- _DATA SHOWN_:
○ ○ ○

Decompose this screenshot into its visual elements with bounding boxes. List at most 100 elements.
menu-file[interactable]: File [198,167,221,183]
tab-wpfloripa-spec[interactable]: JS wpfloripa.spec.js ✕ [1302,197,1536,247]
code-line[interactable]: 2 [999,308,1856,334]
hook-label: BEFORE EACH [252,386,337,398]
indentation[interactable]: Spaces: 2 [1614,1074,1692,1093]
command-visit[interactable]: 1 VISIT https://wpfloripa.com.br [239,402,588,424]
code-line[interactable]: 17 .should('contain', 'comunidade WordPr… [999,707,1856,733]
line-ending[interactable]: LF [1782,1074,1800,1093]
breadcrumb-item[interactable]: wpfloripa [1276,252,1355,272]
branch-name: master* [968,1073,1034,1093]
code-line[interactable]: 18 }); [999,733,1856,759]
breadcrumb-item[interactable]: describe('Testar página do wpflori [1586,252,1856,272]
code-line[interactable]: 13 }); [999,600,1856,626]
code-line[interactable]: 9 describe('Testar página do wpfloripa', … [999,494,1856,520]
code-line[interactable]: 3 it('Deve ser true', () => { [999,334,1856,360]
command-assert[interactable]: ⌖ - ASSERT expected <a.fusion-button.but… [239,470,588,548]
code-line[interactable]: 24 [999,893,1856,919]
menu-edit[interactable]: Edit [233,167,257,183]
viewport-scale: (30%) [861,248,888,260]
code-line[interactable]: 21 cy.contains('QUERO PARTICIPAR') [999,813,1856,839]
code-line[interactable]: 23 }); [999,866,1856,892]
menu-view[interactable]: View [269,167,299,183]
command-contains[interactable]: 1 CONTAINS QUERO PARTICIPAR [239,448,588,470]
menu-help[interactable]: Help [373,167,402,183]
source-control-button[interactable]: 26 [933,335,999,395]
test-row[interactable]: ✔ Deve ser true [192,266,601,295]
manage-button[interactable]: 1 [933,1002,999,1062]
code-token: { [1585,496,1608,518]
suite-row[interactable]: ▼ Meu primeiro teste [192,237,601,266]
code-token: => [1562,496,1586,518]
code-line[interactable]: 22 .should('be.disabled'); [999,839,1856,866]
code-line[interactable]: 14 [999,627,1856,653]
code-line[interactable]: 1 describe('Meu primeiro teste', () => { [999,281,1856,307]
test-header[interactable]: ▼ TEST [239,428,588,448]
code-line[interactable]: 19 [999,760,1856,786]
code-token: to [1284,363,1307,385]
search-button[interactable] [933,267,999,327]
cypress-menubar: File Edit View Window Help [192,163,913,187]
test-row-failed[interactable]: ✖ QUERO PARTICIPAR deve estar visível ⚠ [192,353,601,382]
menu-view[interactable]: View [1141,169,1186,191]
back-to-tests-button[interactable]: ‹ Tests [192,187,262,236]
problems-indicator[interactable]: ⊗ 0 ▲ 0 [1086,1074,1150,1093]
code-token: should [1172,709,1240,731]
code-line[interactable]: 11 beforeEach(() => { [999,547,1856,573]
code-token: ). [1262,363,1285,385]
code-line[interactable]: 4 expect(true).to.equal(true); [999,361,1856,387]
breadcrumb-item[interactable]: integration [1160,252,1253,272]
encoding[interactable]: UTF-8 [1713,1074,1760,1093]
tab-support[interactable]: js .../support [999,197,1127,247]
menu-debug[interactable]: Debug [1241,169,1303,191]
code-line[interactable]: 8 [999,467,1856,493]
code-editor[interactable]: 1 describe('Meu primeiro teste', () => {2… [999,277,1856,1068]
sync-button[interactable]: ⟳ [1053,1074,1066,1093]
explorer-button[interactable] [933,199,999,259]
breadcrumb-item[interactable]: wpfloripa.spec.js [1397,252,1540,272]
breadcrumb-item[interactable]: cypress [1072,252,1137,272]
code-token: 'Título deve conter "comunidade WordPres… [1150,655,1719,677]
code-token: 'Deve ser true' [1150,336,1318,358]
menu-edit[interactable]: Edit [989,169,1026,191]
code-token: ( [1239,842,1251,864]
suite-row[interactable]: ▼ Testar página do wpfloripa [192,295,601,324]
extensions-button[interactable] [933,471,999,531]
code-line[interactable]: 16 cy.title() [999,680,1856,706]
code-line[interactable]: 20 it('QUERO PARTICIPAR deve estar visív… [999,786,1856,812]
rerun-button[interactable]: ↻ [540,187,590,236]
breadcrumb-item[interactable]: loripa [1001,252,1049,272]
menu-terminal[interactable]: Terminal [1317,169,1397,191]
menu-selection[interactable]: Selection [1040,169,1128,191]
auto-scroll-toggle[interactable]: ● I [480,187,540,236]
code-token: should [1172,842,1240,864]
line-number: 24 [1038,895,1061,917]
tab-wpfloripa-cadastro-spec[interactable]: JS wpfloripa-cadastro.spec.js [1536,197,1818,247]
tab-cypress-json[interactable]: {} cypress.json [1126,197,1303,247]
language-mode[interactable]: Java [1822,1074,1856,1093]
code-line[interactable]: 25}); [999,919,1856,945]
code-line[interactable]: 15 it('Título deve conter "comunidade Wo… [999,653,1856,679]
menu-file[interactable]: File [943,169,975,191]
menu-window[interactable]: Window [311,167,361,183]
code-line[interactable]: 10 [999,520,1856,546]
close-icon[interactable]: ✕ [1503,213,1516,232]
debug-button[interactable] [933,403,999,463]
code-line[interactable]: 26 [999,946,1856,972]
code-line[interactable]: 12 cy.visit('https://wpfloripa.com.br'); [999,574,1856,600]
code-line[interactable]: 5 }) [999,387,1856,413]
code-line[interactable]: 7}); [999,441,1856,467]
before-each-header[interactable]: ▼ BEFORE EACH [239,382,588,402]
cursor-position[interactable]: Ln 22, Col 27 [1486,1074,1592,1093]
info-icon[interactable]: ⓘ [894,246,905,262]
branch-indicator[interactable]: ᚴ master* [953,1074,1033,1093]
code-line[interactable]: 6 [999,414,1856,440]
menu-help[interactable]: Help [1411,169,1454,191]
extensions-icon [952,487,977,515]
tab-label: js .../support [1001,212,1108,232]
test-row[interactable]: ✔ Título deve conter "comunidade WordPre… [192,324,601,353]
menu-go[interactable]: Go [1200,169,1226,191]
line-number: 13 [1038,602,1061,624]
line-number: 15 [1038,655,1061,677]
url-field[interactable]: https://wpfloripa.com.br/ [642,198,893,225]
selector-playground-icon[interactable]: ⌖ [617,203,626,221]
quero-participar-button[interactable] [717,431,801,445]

○ ○ ○

- _OBJECTIVE_: Reprint the data from the start through the line containing "command-visit[interactable]: 1 VISIT", inclusive, renaming "Spaces" to "Indent" and leaving everything else as it is.

- _RESPONSE TO THE EXERCISE_:
Decompose this screenshot into its visual elements with bounding boxes. List at most 100 elements.
menu-file[interactable]: File [198,167,221,183]
tab-wpfloripa-spec[interactable]: JS wpfloripa.spec.js ✕ [1302,197,1536,247]
code-line[interactable]: 2 [999,308,1856,334]
hook-label: BEFORE EACH [252,386,337,398]
indentation[interactable]: Indent: 2 [1614,1074,1692,1093]
command-visit[interactable]: 1 VISIT https://wpfloripa.com.br [239,402,588,424]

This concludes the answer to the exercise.